## What to work on
Pull every line from the records that has the word "border" in it.

## Source data
• • • • •
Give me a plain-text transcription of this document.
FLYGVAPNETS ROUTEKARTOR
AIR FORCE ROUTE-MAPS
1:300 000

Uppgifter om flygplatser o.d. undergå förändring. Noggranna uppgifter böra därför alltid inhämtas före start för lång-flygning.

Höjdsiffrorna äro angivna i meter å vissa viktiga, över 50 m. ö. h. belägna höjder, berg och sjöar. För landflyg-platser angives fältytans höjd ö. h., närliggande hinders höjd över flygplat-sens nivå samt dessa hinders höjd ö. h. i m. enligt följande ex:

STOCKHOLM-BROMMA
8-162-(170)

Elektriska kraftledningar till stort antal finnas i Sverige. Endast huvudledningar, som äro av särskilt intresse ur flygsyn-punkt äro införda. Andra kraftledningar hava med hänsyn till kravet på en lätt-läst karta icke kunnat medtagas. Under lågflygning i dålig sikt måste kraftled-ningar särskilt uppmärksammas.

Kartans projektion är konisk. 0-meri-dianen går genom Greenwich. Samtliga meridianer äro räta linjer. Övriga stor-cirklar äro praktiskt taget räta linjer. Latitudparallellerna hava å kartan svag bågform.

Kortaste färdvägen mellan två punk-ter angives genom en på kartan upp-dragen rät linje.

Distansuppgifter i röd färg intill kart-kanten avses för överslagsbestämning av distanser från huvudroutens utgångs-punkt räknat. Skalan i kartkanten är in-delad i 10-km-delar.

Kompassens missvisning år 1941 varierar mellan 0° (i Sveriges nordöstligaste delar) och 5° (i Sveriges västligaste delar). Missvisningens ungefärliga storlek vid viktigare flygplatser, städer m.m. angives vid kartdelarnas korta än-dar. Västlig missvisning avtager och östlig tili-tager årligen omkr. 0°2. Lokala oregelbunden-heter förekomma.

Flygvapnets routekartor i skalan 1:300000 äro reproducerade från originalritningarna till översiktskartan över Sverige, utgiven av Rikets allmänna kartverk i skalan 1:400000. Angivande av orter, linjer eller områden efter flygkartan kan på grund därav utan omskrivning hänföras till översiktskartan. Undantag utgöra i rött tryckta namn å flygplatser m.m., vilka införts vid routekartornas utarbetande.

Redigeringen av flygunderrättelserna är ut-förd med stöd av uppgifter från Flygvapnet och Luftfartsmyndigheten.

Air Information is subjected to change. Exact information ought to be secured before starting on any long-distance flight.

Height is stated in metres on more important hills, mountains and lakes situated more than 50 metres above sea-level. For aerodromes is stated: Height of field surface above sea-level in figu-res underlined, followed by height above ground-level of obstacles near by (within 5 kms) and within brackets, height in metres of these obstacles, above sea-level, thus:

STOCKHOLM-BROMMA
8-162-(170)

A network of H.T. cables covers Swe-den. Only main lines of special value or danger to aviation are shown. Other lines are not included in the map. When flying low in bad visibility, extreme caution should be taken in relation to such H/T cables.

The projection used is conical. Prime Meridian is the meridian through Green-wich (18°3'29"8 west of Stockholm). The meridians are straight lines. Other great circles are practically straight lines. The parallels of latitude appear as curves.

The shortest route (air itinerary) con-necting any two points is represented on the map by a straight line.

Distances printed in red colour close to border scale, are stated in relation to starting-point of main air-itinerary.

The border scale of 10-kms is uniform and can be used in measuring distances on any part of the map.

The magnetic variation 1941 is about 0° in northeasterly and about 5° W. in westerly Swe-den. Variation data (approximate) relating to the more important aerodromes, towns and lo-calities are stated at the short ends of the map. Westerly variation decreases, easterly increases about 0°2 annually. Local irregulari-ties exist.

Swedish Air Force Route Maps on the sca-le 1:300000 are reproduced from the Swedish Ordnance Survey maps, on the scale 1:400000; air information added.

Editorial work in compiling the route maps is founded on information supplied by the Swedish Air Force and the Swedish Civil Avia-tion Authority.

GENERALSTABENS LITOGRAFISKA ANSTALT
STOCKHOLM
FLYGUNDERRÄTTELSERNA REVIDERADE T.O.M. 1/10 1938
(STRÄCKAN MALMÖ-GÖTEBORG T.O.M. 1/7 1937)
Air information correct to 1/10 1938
• • • • •
## Answer below
Distances printed in red colour close to border scale, are stated in relation to starting-point of main air-itinerary.
The border scale of 10-kms is uniform and can be used in measuring distances on any part of the map.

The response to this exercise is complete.